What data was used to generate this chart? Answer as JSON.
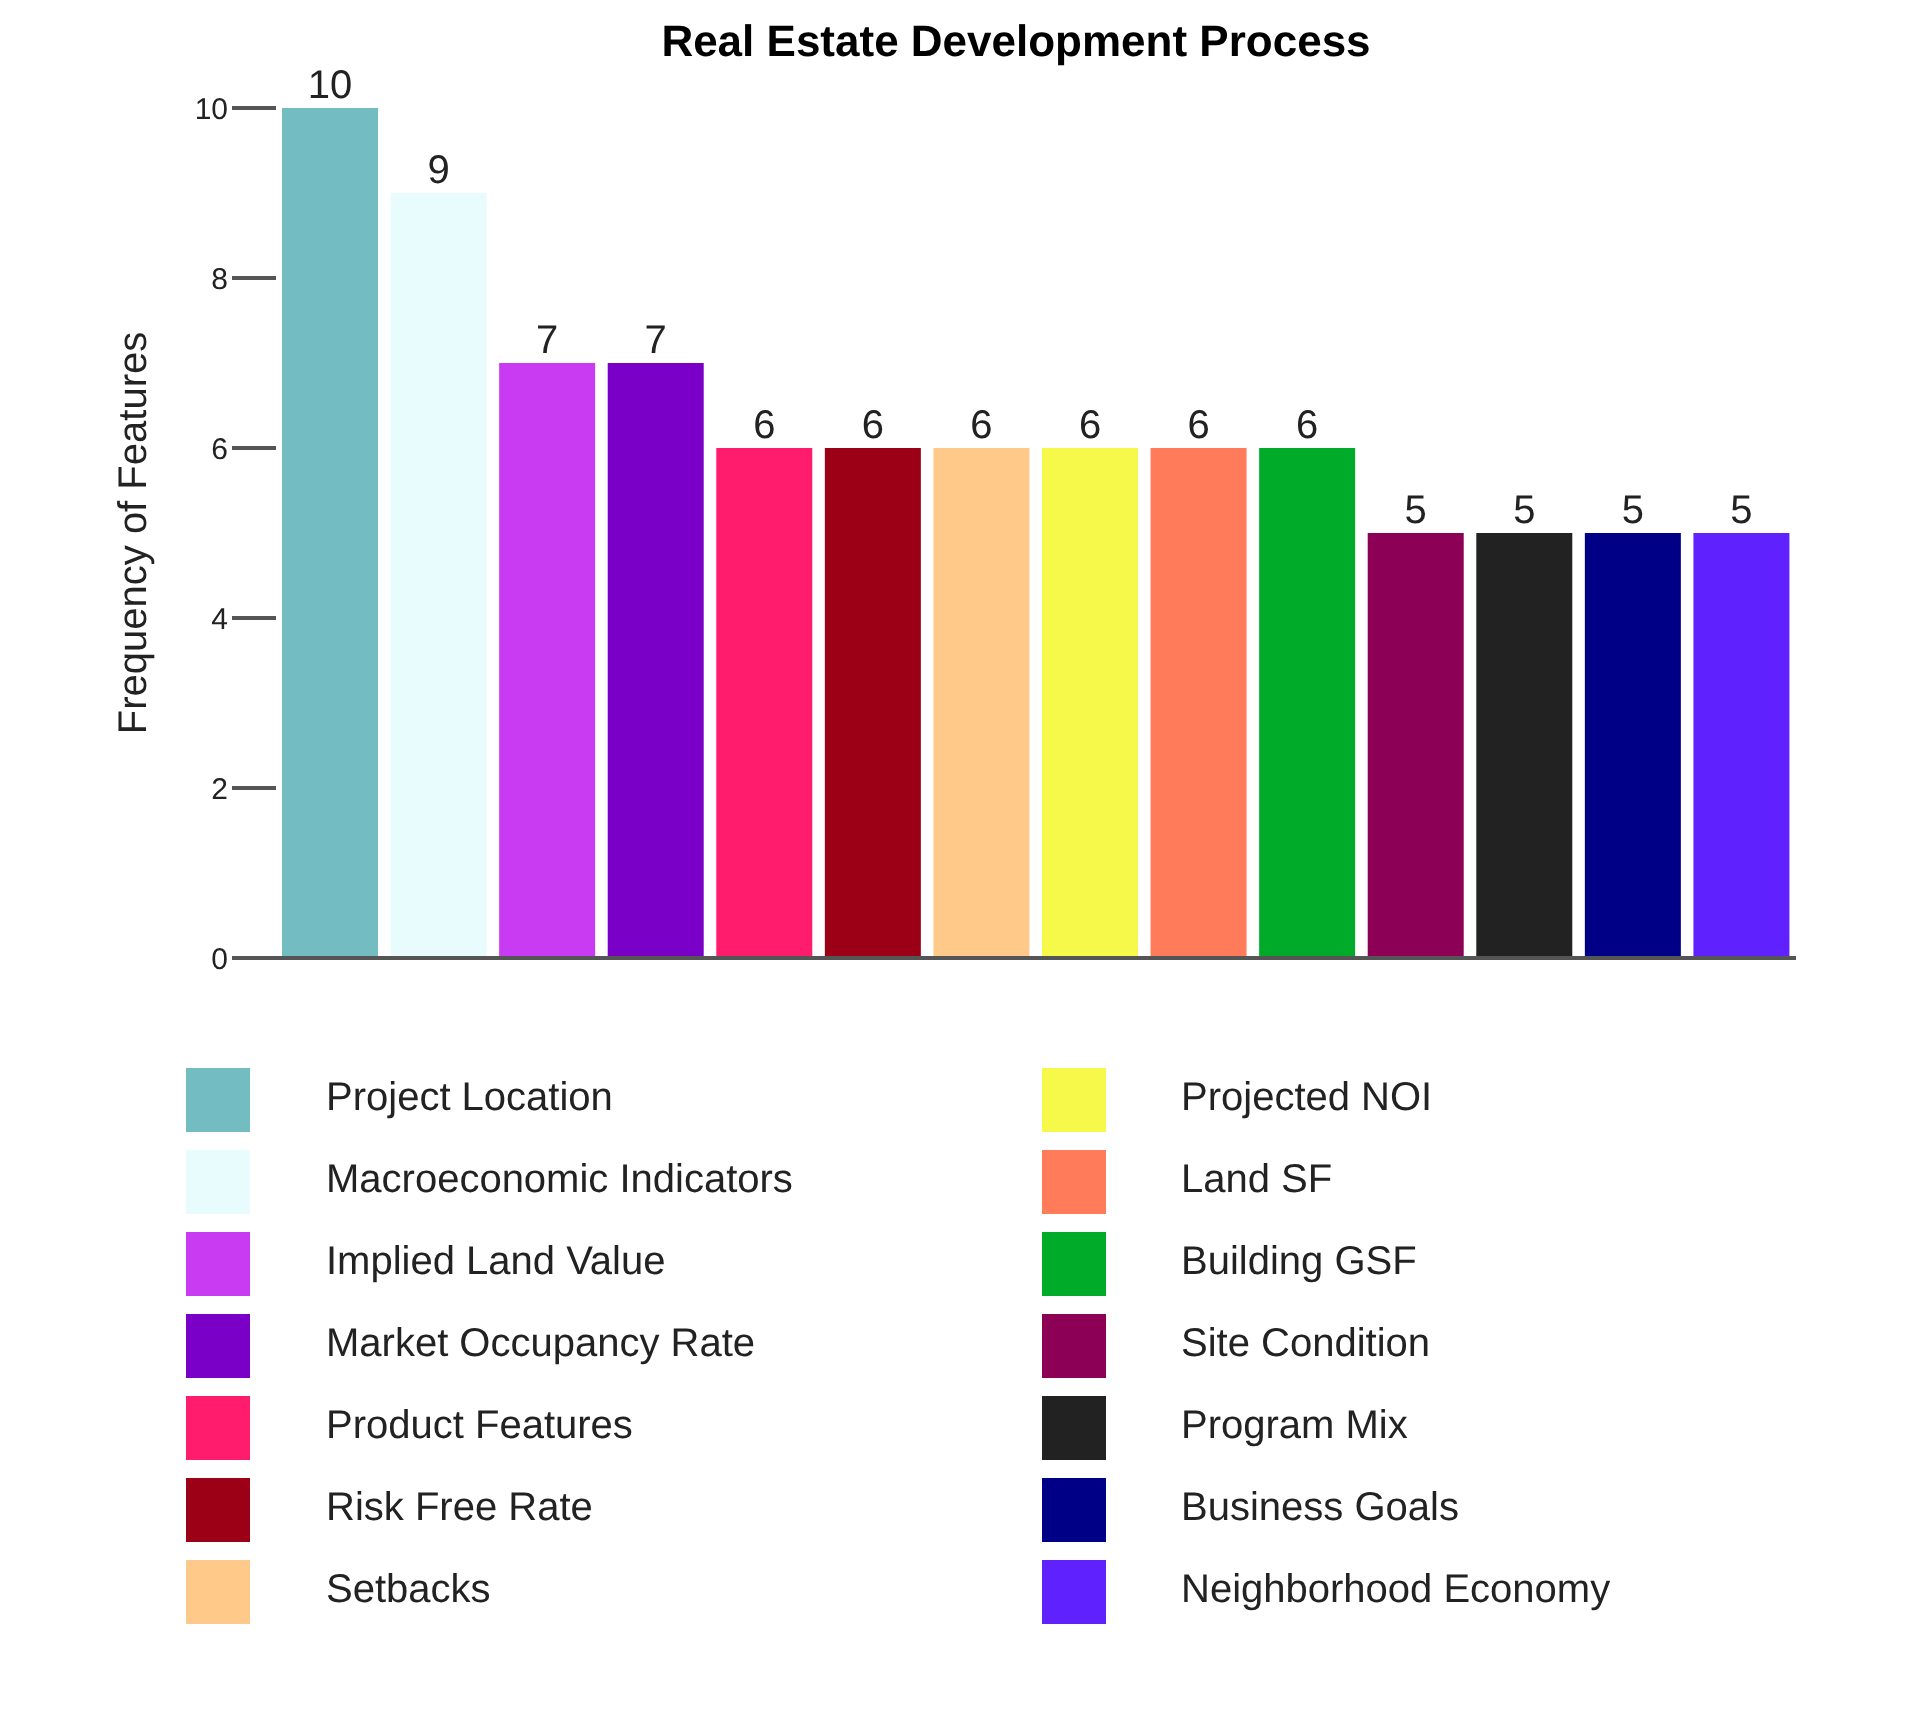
{
  "chart_data": {
    "type": "bar",
    "title": "Real Estate Development Process",
    "ylabel": "Frequency of Features",
    "categories": [
      null,
      null,
      null,
      null,
      null,
      null,
      null,
      null,
      null,
      null,
      null,
      null,
      null,
      null
    ],
    "stacked": true,
    "series": [
      {
        "name": "Project Location",
        "color": "#72bcc2",
        "values": [
          10,
          null,
          null,
          null,
          null,
          null,
          null,
          null,
          null,
          null,
          null,
          null,
          null,
          null
        ]
      },
      {
        "name": "Macroeconomic Indicators",
        "color": "#e8fbfd",
        "values": [
          null,
          9,
          null,
          null,
          null,
          null,
          null,
          null,
          null,
          null,
          null,
          null,
          null,
          null
        ]
      },
      {
        "name": "Implied Land Value",
        "color": "#c93bf2",
        "values": [
          null,
          null,
          7,
          null,
          null,
          null,
          null,
          null,
          null,
          null,
          null,
          null,
          null,
          null
        ]
      },
      {
        "name": "Market Occupancy Rate",
        "color": "#7a00c8",
        "values": [
          null,
          null,
          null,
          7,
          null,
          null,
          null,
          null,
          null,
          null,
          null,
          null,
          null,
          null
        ]
      },
      {
        "name": "Product Features",
        "color": "#ff1c6c",
        "values": [
          null,
          null,
          null,
          null,
          6,
          null,
          null,
          null,
          null,
          null,
          null,
          null,
          null,
          null
        ]
      },
      {
        "name": "Risk Free Rate",
        "color": "#9b0016",
        "values": [
          null,
          null,
          null,
          null,
          null,
          6,
          null,
          null,
          null,
          null,
          null,
          null,
          null,
          null
        ]
      },
      {
        "name": "Setbacks",
        "color": "#ffc98a",
        "values": [
          null,
          null,
          null,
          null,
          null,
          null,
          6,
          null,
          null,
          null,
          null,
          null,
          null,
          null
        ]
      },
      {
        "name": "Projected NOI",
        "color": "#f6f84a",
        "values": [
          null,
          null,
          null,
          null,
          null,
          null,
          null,
          6,
          null,
          null,
          null,
          null,
          null,
          null
        ]
      },
      {
        "name": "Land SF",
        "color": "#ff7b5a",
        "values": [
          null,
          null,
          null,
          null,
          null,
          null,
          null,
          null,
          6,
          null,
          null,
          null,
          null,
          null
        ]
      },
      {
        "name": "Building GSF",
        "color": "#00ab2a",
        "values": [
          null,
          null,
          null,
          null,
          null,
          null,
          null,
          null,
          null,
          6,
          null,
          null,
          null,
          null
        ]
      },
      {
        "name": "Site Condition",
        "color": "#8c0055",
        "values": [
          null,
          null,
          null,
          null,
          null,
          null,
          null,
          null,
          null,
          null,
          5,
          null,
          null,
          null
        ]
      },
      {
        "name": "Program Mix",
        "color": "#222222",
        "values": [
          null,
          null,
          null,
          null,
          null,
          null,
          null,
          null,
          null,
          null,
          null,
          5,
          null,
          null
        ]
      },
      {
        "name": "Business Goals",
        "color": "#000087",
        "values": [
          null,
          null,
          null,
          null,
          null,
          null,
          null,
          null,
          null,
          null,
          null,
          null,
          5,
          null
        ]
      },
      {
        "name": "Neighborhood Economy",
        "color": "#5f22ff",
        "values": [
          null,
          null,
          null,
          null,
          null,
          null,
          null,
          null,
          null,
          null,
          null,
          null,
          null,
          5
        ]
      }
    ],
    "ylim": [
      0,
      10
    ],
    "yticks": [
      0,
      2,
      4,
      6,
      8,
      10
    ],
    "grid": false,
    "data_labels": true,
    "legend": "bottom",
    "tick_labels": "y"
  }
}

_What you will do_
Keep the pictures out of the copy and write out the data exactly as it stands.

_Right answer_
What data was used to generate this chart? Answer as JSON.
{
  "chart_data": {
    "type": "bar",
    "title": "Real Estate Development Process",
    "ylabel": "Frequency of Features",
    "categories": [
      null,
      null,
      null,
      null,
      null,
      null,
      null,
      null,
      null,
      null,
      null,
      null,
      null,
      null
    ],
    "stacked": true,
    "series": [
      {
        "name": "Project Location",
        "color": "#72bcc2",
        "values": [
          10,
          null,
          null,
          null,
          null,
          null,
          null,
          null,
          null,
          null,
          null,
          null,
          null,
          null
        ]
      },
      {
        "name": "Macroeconomic Indicators",
        "color": "#e8fbfd",
        "values": [
          null,
          9,
          null,
          null,
          null,
          null,
          null,
          null,
          null,
          null,
          null,
          null,
          null,
          null
        ]
      },
      {
        "name": "Implied Land Value",
        "color": "#c93bf2",
        "values": [
          null,
          null,
          7,
          null,
          null,
          null,
          null,
          null,
          null,
          null,
          null,
          null,
          null,
          null
        ]
      },
      {
        "name": "Market Occupancy Rate",
        "color": "#7a00c8",
        "values": [
          null,
          null,
          null,
          7,
          null,
          null,
          null,
          null,
          null,
          null,
          null,
          null,
          null,
          null
        ]
      },
      {
        "name": "Product Features",
        "color": "#ff1c6c",
        "values": [
          null,
          null,
          null,
          null,
          6,
          null,
          null,
          null,
          null,
          null,
          null,
          null,
          null,
          null
        ]
      },
      {
        "name": "Risk Free Rate",
        "color": "#9b0016",
        "values": [
          null,
          null,
          null,
          null,
          null,
          6,
          null,
          null,
          null,
          null,
          null,
          null,
          null,
          null
        ]
      },
      {
        "name": "Setbacks",
        "color": "#ffc98a",
        "values": [
          null,
          null,
          null,
          null,
          null,
          null,
          6,
          null,
          null,
          null,
          null,
          null,
          null,
          null
        ]
      },
      {
        "name": "Projected NOI",
        "color": "#f6f84a",
        "values": [
          null,
          null,
          null,
          null,
          null,
          null,
          null,
          6,
          null,
          null,
          null,
          null,
          null,
          null
        ]
      },
      {
        "name": "Land SF",
        "color": "#ff7b5a",
        "values": [
          null,
          null,
          null,
          null,
          null,
          null,
          null,
          null,
          6,
          null,
          null,
          null,
          null,
          null
        ]
      },
      {
        "name": "Building GSF",
        "color": "#00ab2a",
        "values": [
          null,
          null,
          null,
          null,
          null,
          null,
          null,
          null,
          null,
          6,
          null,
          null,
          null,
          null
        ]
      },
      {
        "name": "Site Condition",
        "color": "#8c0055",
        "values": [
          null,
          null,
          null,
          null,
          null,
          null,
          null,
          null,
          null,
          null,
          5,
          null,
          null,
          null
        ]
      },
      {
        "name": "Program Mix",
        "color": "#222222",
        "values": [
          null,
          null,
          null,
          null,
          null,
          null,
          null,
          null,
          null,
          null,
          null,
          5,
          null,
          null
        ]
      },
      {
        "name": "Business Goals",
        "color": "#000087",
        "values": [
          null,
          null,
          null,
          null,
          null,
          null,
          null,
          null,
          null,
          null,
          null,
          null,
          5,
          null
        ]
      },
      {
        "name": "Neighborhood Economy",
        "color": "#5f22ff",
        "values": [
          null,
          null,
          null,
          null,
          null,
          null,
          null,
          null,
          null,
          null,
          null,
          null,
          null,
          5
        ]
      }
    ],
    "ylim": [
      0,
      10
    ],
    "yticks": [
      0,
      2,
      4,
      6,
      8,
      10
    ],
    "grid": false,
    "data_labels": true,
    "legend": "bottom",
    "tick_labels": "y"
  }
}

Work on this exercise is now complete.